[Stated task] Lines holding the string "реализации" are the ones to copy; find them all in the data.

[Extracted data]

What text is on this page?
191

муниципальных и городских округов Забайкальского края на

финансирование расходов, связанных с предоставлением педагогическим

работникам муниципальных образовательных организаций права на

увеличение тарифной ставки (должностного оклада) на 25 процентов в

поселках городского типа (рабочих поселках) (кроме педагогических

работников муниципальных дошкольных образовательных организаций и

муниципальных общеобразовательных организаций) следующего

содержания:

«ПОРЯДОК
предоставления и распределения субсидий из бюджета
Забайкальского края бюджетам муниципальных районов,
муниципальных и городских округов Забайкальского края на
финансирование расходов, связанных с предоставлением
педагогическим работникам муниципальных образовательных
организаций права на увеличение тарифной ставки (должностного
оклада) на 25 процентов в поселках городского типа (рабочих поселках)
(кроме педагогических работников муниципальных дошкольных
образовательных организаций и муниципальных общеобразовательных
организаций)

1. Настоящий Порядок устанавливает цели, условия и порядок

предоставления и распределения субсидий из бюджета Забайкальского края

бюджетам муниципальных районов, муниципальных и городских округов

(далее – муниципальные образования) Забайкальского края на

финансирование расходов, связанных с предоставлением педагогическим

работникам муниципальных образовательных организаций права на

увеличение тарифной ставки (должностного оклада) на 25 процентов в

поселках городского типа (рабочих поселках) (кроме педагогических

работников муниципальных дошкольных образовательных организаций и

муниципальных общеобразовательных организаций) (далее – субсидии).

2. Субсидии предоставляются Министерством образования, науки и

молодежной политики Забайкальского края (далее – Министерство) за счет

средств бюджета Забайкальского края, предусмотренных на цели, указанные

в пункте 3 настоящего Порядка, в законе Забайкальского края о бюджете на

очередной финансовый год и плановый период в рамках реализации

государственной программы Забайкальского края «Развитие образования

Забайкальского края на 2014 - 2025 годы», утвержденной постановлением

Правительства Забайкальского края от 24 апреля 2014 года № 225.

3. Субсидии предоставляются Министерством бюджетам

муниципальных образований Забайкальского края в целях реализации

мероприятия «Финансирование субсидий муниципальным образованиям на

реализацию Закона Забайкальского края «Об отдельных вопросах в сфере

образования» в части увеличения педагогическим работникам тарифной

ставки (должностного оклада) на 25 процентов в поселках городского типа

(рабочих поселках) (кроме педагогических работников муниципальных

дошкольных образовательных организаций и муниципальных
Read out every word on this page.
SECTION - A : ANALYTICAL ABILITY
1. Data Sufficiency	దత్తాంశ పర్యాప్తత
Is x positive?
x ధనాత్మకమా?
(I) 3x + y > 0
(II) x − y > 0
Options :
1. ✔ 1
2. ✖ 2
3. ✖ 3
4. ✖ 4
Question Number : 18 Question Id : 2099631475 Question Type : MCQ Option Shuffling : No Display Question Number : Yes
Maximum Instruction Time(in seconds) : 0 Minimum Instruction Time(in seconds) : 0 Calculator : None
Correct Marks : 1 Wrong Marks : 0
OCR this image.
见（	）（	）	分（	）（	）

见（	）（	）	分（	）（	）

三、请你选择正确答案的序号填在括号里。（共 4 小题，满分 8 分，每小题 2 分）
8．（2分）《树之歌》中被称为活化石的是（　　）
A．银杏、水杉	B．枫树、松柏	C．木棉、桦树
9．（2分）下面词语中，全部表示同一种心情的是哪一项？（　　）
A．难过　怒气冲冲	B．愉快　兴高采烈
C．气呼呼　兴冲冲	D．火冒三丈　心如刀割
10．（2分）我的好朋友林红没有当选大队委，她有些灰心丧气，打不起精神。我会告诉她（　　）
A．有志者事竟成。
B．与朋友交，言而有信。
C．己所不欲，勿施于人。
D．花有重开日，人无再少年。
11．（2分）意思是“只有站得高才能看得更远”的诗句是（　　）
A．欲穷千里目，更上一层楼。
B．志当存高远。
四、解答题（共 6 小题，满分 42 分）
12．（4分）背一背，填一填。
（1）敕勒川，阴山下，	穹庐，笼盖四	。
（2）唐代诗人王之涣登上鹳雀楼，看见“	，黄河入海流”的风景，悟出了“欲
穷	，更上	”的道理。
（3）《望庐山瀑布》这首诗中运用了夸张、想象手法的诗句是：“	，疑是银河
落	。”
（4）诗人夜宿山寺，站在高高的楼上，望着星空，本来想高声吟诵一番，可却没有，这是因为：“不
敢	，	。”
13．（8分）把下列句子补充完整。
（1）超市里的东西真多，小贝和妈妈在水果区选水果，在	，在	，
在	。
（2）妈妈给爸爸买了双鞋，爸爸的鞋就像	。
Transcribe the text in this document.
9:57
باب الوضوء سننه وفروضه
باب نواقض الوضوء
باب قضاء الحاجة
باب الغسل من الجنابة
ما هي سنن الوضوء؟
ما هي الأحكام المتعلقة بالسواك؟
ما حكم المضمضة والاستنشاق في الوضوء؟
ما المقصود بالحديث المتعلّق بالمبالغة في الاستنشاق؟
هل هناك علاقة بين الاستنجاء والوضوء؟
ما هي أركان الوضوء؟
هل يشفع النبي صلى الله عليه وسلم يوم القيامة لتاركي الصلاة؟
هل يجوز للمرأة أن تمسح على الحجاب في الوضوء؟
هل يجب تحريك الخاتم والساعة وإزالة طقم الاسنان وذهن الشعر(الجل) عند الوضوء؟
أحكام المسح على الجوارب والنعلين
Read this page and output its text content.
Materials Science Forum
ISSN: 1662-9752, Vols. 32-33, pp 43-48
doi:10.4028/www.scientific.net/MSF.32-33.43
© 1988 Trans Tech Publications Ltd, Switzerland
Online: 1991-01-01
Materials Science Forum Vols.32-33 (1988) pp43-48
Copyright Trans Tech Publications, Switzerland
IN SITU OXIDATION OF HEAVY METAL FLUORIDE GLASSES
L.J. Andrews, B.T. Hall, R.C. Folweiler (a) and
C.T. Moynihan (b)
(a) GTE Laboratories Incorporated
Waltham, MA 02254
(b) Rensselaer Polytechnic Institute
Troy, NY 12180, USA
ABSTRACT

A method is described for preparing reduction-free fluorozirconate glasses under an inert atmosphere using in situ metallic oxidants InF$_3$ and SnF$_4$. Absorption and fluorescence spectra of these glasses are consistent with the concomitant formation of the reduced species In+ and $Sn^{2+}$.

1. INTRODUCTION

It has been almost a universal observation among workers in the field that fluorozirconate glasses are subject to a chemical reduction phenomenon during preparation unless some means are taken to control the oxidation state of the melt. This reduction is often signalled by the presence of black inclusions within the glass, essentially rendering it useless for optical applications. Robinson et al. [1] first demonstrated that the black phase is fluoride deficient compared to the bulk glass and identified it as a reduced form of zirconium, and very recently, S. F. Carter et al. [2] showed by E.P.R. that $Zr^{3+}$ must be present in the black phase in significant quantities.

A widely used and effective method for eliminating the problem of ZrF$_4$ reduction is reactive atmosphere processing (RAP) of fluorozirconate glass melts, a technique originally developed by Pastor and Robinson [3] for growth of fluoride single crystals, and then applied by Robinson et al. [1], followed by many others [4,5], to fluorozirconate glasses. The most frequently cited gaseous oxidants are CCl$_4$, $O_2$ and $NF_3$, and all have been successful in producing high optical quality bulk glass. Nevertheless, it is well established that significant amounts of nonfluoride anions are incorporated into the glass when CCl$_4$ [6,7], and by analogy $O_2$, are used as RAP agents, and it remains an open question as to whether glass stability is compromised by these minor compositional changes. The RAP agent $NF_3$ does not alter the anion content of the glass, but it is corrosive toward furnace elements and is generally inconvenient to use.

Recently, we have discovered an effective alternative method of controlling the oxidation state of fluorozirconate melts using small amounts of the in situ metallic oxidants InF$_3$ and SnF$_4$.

[Solution to the exercise]
очередной финансовый год и плановый период в рамках реализации
муниципальных образований Забайкальского края в целях реализации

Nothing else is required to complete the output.